[START OF DATA SUPPLIED]
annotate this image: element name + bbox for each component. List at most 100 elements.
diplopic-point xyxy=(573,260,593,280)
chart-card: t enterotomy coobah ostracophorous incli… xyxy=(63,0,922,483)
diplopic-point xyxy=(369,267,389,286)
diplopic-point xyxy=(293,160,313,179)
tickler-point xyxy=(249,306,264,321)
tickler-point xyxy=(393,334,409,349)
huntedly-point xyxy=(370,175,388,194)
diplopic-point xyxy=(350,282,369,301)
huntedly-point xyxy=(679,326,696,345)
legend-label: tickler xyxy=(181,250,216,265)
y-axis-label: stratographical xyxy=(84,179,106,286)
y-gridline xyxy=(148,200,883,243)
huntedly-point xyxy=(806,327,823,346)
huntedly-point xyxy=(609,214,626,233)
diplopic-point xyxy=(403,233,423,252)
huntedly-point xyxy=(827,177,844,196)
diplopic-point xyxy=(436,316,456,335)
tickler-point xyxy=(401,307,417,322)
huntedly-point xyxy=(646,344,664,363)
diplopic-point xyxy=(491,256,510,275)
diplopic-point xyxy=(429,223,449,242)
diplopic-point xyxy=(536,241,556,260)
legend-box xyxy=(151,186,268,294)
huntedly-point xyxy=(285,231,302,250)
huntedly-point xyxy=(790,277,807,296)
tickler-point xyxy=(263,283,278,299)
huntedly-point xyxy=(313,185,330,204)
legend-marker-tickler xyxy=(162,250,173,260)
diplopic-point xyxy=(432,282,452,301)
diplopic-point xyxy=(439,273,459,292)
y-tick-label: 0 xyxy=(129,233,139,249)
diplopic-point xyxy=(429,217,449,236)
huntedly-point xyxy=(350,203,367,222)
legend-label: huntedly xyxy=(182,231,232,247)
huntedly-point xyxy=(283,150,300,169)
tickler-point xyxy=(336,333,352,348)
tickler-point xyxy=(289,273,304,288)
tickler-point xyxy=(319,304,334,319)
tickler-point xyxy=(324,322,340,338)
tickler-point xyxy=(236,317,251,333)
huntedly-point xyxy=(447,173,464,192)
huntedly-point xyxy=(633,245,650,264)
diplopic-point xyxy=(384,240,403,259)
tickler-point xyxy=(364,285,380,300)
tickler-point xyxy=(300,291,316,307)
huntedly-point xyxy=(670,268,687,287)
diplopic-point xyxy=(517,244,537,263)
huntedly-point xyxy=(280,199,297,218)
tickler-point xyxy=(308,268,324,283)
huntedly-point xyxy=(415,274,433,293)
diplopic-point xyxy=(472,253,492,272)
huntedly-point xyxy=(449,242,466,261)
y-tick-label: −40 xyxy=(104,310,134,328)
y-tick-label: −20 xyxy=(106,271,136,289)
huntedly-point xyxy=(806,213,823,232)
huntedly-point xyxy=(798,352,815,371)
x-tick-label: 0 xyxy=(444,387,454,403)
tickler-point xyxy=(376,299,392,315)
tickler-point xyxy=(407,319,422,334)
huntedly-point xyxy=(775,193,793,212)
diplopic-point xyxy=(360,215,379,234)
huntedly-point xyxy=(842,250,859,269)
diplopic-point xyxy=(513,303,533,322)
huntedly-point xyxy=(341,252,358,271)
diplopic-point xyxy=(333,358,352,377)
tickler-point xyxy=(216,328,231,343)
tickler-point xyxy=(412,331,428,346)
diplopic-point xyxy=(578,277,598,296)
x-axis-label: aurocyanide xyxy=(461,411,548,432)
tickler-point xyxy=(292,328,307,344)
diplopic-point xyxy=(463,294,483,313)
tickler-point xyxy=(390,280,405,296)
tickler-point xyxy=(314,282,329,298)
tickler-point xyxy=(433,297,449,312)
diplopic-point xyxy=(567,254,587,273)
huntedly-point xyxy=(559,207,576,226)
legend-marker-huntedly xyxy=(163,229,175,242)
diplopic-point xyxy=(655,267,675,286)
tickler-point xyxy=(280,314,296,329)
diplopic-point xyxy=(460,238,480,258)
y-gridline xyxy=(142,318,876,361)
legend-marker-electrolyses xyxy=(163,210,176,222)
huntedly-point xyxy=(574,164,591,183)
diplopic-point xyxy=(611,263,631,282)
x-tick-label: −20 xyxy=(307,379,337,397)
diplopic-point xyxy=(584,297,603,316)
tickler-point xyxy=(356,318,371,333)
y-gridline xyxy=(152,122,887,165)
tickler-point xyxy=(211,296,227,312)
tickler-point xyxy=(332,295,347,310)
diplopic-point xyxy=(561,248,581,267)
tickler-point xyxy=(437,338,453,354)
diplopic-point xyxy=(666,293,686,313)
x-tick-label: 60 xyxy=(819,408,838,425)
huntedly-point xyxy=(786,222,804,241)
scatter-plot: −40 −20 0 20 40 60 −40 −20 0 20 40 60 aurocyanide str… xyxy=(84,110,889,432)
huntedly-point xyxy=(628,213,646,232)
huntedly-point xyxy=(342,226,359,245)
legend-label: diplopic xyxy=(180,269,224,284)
[END OF DATA SUPPLIED]
* _TASK DIRECTIONS_
Please pick out every row above that contains the string "axis", matching case exactly, and copy each of those rows in full.

* _THE ANSWER_
y-axis-label: stratographical xyxy=(84,179,106,286)
x-axis-label: aurocyanide xyxy=(461,411,548,432)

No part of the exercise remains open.